[START]

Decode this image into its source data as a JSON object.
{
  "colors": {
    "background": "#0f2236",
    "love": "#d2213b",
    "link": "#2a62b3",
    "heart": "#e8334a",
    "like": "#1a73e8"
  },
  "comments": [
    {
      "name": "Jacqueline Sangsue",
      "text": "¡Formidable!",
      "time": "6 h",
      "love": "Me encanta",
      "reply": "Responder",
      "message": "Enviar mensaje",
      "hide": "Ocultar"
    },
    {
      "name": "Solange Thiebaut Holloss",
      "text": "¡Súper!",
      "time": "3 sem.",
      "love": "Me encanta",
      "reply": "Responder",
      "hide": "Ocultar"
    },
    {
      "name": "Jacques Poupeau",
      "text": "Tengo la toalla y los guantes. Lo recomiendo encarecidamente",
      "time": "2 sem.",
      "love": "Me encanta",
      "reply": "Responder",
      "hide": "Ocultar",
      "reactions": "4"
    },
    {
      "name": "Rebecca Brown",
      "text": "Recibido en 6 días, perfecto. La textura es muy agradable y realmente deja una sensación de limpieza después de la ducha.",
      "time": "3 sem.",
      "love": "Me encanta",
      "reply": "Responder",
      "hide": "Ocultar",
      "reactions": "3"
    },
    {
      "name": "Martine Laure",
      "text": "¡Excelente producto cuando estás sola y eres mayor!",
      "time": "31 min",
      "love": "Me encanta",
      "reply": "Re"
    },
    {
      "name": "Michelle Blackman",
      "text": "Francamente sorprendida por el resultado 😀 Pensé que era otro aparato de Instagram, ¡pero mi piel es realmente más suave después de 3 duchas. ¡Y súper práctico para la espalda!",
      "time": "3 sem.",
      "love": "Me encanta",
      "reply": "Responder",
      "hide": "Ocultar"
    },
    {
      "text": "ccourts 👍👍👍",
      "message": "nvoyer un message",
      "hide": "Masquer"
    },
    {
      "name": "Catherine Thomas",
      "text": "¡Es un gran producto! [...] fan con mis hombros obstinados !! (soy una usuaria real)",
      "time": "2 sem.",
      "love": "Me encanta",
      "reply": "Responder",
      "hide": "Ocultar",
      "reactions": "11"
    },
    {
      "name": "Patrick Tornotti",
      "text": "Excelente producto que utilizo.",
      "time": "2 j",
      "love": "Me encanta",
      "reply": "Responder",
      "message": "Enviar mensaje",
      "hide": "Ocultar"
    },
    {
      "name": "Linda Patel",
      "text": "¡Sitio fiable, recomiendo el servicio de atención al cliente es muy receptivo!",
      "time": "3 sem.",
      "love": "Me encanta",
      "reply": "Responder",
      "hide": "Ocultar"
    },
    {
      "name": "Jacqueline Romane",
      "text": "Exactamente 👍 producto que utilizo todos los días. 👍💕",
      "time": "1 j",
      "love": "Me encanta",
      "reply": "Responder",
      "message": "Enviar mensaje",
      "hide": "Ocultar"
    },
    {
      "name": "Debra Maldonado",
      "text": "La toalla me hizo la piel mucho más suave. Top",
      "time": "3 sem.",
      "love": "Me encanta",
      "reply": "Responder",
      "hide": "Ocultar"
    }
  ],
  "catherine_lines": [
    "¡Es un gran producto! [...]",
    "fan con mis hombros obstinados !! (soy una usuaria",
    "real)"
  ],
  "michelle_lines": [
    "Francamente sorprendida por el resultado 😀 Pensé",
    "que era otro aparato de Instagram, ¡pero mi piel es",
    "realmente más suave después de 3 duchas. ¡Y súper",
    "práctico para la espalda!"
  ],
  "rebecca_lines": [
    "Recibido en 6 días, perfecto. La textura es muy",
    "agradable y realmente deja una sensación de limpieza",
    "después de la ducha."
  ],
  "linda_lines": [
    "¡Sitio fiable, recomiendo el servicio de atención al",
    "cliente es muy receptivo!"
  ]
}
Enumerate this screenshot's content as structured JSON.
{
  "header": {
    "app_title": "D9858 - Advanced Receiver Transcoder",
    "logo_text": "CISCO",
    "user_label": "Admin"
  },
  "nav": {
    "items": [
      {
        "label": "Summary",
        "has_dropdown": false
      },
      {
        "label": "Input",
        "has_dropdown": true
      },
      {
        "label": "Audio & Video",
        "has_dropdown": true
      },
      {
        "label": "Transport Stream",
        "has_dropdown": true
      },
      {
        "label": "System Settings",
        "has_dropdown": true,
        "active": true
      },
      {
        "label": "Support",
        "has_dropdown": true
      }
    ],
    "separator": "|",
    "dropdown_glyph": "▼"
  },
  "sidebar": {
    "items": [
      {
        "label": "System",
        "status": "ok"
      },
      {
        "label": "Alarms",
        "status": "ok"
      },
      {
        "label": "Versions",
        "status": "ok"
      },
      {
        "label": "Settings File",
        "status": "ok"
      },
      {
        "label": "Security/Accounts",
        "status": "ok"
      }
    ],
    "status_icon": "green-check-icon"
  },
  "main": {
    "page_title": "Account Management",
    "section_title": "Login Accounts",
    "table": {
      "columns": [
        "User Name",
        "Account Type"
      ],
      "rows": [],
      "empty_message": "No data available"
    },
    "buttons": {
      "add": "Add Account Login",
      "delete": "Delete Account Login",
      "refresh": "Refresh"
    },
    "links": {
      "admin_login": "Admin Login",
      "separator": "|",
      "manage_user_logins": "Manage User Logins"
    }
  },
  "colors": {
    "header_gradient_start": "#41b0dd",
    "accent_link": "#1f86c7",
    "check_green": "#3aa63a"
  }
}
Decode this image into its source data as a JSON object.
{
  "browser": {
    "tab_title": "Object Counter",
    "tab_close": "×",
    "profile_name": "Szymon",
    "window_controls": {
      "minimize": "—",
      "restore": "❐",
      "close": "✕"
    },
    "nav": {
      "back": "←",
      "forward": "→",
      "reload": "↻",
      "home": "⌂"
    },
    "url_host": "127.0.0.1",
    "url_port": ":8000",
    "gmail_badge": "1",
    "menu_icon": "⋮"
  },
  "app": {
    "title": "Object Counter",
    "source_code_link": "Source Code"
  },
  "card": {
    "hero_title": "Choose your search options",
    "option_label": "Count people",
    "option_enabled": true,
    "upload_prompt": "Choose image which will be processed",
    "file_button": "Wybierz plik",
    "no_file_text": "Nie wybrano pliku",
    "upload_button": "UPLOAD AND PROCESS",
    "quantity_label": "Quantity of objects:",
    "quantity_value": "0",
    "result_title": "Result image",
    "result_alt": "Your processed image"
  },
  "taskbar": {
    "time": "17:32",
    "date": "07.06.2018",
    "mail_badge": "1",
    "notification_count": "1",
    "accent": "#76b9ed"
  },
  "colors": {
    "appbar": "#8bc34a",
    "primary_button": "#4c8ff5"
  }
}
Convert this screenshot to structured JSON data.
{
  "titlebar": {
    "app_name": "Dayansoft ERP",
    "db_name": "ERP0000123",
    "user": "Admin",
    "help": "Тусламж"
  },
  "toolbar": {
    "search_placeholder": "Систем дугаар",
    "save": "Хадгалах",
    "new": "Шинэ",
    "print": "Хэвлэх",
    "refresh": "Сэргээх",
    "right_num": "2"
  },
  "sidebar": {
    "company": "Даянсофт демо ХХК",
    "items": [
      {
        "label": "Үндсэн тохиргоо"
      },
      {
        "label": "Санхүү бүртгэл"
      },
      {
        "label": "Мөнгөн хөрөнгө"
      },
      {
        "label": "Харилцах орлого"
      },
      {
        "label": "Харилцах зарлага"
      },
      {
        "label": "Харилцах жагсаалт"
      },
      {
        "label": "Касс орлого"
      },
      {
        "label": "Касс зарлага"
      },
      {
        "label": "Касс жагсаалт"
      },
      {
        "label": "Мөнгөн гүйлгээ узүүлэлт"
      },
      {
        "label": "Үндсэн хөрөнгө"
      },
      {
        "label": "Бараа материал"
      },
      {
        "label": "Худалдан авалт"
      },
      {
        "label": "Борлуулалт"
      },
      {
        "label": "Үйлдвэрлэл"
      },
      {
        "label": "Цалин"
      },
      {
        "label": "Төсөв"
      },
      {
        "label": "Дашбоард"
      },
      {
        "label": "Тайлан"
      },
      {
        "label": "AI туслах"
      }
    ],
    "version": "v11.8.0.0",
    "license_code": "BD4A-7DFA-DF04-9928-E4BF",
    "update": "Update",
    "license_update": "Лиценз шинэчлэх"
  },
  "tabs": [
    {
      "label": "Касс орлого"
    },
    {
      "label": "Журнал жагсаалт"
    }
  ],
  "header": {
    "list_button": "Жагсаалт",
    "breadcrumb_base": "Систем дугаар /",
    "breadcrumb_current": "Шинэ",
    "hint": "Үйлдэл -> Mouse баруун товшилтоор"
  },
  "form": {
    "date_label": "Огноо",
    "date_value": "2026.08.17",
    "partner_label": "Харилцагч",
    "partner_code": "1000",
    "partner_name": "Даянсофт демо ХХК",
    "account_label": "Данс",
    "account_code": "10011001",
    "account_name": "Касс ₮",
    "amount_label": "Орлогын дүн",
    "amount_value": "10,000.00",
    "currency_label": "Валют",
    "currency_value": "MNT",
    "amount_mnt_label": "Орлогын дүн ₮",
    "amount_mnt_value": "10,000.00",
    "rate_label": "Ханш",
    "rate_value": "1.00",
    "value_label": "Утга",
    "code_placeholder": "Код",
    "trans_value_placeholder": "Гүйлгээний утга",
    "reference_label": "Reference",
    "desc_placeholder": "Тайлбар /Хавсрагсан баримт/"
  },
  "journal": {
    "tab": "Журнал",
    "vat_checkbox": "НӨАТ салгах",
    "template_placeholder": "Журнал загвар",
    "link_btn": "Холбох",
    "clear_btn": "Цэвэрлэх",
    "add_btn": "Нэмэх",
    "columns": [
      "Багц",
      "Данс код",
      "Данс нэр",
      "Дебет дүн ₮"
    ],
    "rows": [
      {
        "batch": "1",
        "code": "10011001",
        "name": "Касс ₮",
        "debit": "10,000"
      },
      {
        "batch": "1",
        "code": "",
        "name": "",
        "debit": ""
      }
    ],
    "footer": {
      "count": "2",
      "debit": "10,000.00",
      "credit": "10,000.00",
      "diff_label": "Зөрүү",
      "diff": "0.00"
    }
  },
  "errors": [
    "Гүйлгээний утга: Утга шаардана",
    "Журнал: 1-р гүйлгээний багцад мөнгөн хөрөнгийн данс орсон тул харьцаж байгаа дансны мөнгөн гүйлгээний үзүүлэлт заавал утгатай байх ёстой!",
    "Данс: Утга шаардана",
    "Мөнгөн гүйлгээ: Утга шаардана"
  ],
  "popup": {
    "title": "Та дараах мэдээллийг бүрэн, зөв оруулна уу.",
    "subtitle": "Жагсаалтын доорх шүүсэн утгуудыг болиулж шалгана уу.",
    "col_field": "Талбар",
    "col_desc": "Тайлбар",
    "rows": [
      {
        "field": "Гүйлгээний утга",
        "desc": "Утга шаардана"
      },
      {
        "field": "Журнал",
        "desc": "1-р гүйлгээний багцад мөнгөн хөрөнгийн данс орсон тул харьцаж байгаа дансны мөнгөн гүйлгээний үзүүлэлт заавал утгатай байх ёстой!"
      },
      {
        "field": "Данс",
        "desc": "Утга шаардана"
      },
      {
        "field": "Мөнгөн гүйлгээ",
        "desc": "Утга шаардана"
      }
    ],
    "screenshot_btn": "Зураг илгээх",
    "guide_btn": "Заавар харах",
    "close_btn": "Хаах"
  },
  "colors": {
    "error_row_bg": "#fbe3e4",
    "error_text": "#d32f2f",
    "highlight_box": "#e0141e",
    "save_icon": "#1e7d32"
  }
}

[END]

_Problem details:_
Find the word "obstinados" in the entries above and gather every line that holds it.

_Output below:_
      "text": "¡Es un gran producto! [...] fan con mis hombros obstinados !! (soy una usuaria real)",
    "fan con mis hombros obstinados !! (soy una usuaria",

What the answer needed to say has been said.